# WHAT TO WORK ON
Return each line of the material verbatim.

# EXTRACTED ENTRIES
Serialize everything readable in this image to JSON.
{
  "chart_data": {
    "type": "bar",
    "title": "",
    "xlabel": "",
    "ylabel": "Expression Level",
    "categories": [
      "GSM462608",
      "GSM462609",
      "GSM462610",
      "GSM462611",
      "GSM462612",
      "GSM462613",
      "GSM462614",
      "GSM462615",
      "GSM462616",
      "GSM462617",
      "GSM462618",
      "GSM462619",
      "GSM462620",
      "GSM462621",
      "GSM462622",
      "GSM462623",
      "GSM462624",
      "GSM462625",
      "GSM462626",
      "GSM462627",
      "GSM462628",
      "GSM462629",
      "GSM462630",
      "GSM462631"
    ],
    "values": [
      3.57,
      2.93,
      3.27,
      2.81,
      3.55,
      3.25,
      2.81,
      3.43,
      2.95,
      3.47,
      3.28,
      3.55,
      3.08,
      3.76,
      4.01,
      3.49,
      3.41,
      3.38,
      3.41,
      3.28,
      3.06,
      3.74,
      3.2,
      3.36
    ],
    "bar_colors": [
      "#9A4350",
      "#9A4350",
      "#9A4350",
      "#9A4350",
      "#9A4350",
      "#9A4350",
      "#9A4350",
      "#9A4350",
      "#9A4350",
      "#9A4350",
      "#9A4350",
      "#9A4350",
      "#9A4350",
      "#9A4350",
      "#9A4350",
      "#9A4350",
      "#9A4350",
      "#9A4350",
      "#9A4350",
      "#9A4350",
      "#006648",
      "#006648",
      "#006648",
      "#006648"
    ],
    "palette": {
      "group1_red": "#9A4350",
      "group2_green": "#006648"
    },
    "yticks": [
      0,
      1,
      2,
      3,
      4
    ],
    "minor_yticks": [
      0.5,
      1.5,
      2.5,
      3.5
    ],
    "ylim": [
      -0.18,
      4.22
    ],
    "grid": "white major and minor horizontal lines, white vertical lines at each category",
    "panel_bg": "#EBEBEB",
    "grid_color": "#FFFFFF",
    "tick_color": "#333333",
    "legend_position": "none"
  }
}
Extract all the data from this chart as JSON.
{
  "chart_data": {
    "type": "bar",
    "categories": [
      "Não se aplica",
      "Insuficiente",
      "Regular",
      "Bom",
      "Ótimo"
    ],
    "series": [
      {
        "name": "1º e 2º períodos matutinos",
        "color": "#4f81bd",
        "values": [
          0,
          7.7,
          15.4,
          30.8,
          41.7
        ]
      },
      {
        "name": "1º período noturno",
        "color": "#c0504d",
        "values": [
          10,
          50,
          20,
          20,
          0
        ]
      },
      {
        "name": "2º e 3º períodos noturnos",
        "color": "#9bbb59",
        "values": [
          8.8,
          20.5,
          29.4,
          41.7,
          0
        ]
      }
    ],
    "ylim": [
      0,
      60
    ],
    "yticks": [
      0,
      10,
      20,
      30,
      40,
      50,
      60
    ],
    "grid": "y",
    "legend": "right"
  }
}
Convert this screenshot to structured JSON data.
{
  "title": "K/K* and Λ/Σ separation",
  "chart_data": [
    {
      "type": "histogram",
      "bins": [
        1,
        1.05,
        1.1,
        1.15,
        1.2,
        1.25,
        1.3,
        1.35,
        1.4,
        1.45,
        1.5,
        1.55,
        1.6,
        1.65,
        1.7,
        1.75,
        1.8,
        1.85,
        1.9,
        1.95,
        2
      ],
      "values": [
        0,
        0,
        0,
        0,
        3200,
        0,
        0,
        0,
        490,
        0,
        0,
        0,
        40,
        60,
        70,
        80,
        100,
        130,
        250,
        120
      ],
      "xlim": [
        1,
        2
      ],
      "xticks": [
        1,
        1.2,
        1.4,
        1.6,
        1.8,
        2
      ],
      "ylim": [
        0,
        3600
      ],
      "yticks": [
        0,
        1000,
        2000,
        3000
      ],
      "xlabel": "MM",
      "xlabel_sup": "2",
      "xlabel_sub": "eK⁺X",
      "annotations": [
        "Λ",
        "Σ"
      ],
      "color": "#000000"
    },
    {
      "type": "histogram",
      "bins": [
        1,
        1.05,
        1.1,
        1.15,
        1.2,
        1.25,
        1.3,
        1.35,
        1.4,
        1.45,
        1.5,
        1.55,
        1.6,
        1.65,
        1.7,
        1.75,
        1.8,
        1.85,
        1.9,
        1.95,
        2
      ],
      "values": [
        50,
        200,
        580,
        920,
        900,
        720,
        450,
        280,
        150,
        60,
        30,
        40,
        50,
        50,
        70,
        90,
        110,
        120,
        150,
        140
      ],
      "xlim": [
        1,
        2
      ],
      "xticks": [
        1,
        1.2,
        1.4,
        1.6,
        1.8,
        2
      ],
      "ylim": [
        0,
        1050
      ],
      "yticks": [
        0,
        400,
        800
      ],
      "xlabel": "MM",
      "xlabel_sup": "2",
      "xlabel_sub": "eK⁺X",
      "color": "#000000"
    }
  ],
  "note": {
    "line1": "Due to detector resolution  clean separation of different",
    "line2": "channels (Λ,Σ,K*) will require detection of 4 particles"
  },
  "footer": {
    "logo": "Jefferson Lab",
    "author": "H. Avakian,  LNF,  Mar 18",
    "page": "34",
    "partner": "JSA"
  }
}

# FINAL RESULT
Serialize everything readable in this image to JSON.
{
  "chart_data": {
    "type": "bar",
    "title": "",
    "xlabel": "",
    "ylabel": "Expression Level",
    "categories": [
      "GSM462608",
      "GSM462609",
      "GSM462610",
      "GSM462611",
      "GSM462612",
      "GSM462613",
      "GSM462614",
      "GSM462615",
      "GSM462616",
      "GSM462617",
      "GSM462618",
      "GSM462619",
      "GSM462620",
      "GSM462621",
      "GSM462622",
      "GSM462623",
      "GSM462624",
      "GSM462625",
      "GSM462626",
      "GSM462627",
      "GSM462628",
      "GSM462629",
      "GSM462630",
      "GSM462631"
    ],
    "values": [
      3.57,
      2.93,
      3.27,
      2.81,
      3.55,
      3.25,
      2.81,
      3.43,
      2.95,
      3.47,
      3.28,
      3.55,
      3.08,
      3.76,
      4.01,
      3.49,
      3.41,
      3.38,
      3.41,
      3.28,
      3.06,
      3.74,
      3.2,
      3.36
    ],
    "bar_colors": [
      "#9A4350",
      "#9A4350",
      "#9A4350",
      "#9A4350",
      "#9A4350",
      "#9A4350",
      "#9A4350",
      "#9A4350",
      "#9A4350",
      "#9A4350",
      "#9A4350",
      "#9A4350",
      "#9A4350",
      "#9A4350",
      "#9A4350",
      "#9A4350",
      "#9A4350",
      "#9A4350",
      "#9A4350",
      "#9A4350",
      "#006648",
      "#006648",
      "#006648",
      "#006648"
    ],
    "palette": {
      "group1_red": "#9A4350",
      "group2_green": "#006648"
    },
    "yticks": [
      0,
      1,
      2,
      3,
      4
    ],
    "minor_yticks": [
      0.5,
      1.5,
      2.5,
      3.5
    ],
    "ylim": [
      -0.18,
      4.22
    ],
    "grid": "white major and minor horizontal lines, white vertical lines at each category",
    "panel_bg": "#EBEBEB",
    "grid_color": "#FFFFFF",
    "tick_color": "#333333",
    "legend_position": "none"
  }
}
Extract all the data from this chart as JSON.
{
  "chart_data": {
    "type": "bar",
    "categories": [
      "Não se aplica",
      "Insuficiente",
      "Regular",
      "Bom",
      "Ótimo"
    ],
    "series": [
      {
        "name": "1º e 2º períodos matutinos",
        "color": "#4f81bd",
        "values": [
          0,
          7.7,
          15.4,
          30.8,
          41.7
        ]
      },
      {
        "name": "1º período noturno",
        "color": "#c0504d",
        "values": [
          10,
          50,
          20,
          20,
          0
        ]
      },
      {
        "name": "2º e 3º períodos noturnos",
        "color": "#9bbb59",
        "values": [
          8.8,
          20.5,
          29.4,
          41.7,
          0
        ]
      }
    ],
    "ylim": [
      0,
      60
    ],
    "yticks": [
      0,
      10,
      20,
      30,
      40,
      50,
      60
    ],
    "grid": "y",
    "legend": "right"
  }
}
Convert this screenshot to structured JSON data.
{
  "title": "K/K* and Λ/Σ separation",
  "chart_data": [
    {
      "type": "histogram",
      "bins": [
        1,
        1.05,
        1.1,
        1.15,
        1.2,
        1.25,
        1.3,
        1.35,
        1.4,
        1.45,
        1.5,
        1.55,
        1.6,
        1.65,
        1.7,
        1.75,
        1.8,
        1.85,
        1.9,
        1.95,
        2
      ],
      "values": [
        0,
        0,
        0,
        0,
        3200,
        0,
        0,
        0,
        490,
        0,
        0,
        0,
        40,
        60,
        70,
        80,
        100,
        130,
        250,
        120
      ],
      "xlim": [
        1,
        2
      ],
      "xticks": [
        1,
        1.2,
        1.4,
        1.6,
        1.8,
        2
      ],
      "ylim": [
        0,
        3600
      ],
      "yticks": [
        0,
        1000,
        2000,
        3000
      ],
      "xlabel": "MM",
      "xlabel_sup": "2",
      "xlabel_sub": "eK⁺X",
      "annotations": [
        "Λ",
        "Σ"
      ],
      "color": "#000000"
    },
    {
      "type": "histogram",
      "bins": [
        1,
        1.05,
        1.1,
        1.15,
        1.2,
        1.25,
        1.3,
        1.35,
        1.4,
        1.45,
        1.5,
        1.55,
        1.6,
        1.65,
        1.7,
        1.75,
        1.8,
        1.85,
        1.9,
        1.95,
        2
      ],
      "values": [
        50,
        200,
        580,
        920,
        900,
        720,
        450,
        280,
        150,
        60,
        30,
        40,
        50,
        50,
        70,
        90,
        110,
        120,
        150,
        140
      ],
      "xlim": [
        1,
        2
      ],
      "xticks": [
        1,
        1.2,
        1.4,
        1.6,
        1.8,
        2
      ],
      "ylim": [
        0,
        1050
      ],
      "yticks": [
        0,
        400,
        800
      ],
      "xlabel": "MM",
      "xlabel_sup": "2",
      "xlabel_sub": "eK⁺X",
      "color": "#000000"
    }
  ],
  "note": {
    "line1": "Due to detector resolution  clean separation of different",
    "line2": "channels (Λ,Σ,K*) will require detection of 4 particles"
  },
  "footer": {
    "logo": "Jefferson Lab",
    "author": "H. Avakian,  LNF,  Mar 18",
    "page": "34",
    "partner": "JSA"
  }
}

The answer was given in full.